### Instructions to follow
Output every line below without omitting or altering anything.

### Extracted material

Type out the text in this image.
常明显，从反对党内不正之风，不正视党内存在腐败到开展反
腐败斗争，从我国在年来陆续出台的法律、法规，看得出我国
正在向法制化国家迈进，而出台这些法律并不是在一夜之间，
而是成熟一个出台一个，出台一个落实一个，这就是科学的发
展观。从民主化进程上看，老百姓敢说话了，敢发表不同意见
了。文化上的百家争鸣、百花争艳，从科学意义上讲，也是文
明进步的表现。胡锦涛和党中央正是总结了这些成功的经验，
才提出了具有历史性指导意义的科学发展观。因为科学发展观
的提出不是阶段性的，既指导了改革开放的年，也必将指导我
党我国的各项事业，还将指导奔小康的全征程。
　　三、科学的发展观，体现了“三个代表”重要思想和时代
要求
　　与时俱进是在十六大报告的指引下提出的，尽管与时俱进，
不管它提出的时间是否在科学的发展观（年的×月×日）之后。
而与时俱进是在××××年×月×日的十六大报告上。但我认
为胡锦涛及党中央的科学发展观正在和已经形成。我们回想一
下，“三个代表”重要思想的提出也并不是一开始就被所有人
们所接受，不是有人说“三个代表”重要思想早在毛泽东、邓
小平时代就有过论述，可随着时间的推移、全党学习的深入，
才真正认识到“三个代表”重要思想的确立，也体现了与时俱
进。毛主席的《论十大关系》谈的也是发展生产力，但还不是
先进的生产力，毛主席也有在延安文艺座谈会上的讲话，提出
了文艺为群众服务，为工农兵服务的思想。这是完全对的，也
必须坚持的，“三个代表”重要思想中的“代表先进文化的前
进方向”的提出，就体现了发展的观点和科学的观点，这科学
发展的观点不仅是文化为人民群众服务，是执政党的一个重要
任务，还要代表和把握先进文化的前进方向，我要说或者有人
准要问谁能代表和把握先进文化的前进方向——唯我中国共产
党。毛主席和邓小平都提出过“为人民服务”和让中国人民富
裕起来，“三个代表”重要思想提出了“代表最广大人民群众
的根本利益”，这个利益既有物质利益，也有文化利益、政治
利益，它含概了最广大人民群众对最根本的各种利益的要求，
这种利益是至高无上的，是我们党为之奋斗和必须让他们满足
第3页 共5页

### Result of the task
Type out the text in this image.
常明显，从反对党内不正之风，不正视党内存在腐败到开展反
腐败斗争，从我国在年来陆续出台的法律、法规，看得出我国
正在向法制化国家迈进，而出台这些法律并不是在一夜之间，
而是成熟一个出台一个，出台一个落实一个，这就是科学的发
展观。从民主化进程上看，老百姓敢说话了，敢发表不同意见
了。文化上的百家争鸣、百花争艳，从科学意义上讲，也是文
明进步的表现。胡锦涛和党中央正是总结了这些成功的经验，
才提出了具有历史性指导意义的科学发展观。因为科学发展观
的提出不是阶段性的，既指导了改革开放的年，也必将指导我
党我国的各项事业，还将指导奔小康的全征程。
　　三、科学的发展观，体现了“三个代表”重要思想和时代
要求
　　与时俱进是在十六大报告的指引下提出的，尽管与时俱进，
不管它提出的时间是否在科学的发展观（年的×月×日）之后。
而与时俱进是在××××年×月×日的十六大报告上。但我认
为胡锦涛及党中央的科学发展观正在和已经形成。我们回想一
下，“三个代表”重要思想的提出也并不是一开始就被所有人
们所接受，不是有人说“三个代表”重要思想早在毛泽东、邓
小平时代就有过论述，可随着时间的推移、全党学习的深入，
才真正认识到“三个代表”重要思想的确立，也体现了与时俱
进。毛主席的《论十大关系》谈的也是发展生产力，但还不是
先进的生产力，毛主席也有在延安文艺座谈会上的讲话，提出
了文艺为群众服务，为工农兵服务的思想。这是完全对的，也
必须坚持的，“三个代表”重要思想中的“代表先进文化的前
进方向”的提出，就体现了发展的观点和科学的观点，这科学
发展的观点不仅是文化为人民群众服务，是执政党的一个重要
任务，还要代表和把握先进文化的前进方向，我要说或者有人
准要问谁能代表和把握先进文化的前进方向——唯我中国共产
党。毛主席和邓小平都提出过“为人民服务”和让中国人民富
裕起来，“三个代表”重要思想提出了“代表最广大人民群众
的根本利益”，这个利益既有物质利益，也有文化利益、政治
利益，它含概了最广大人民群众对最根本的各种利益的要求，
这种利益是至高无上的，是我们党为之奋斗和必须让他们满足
第3页 共5页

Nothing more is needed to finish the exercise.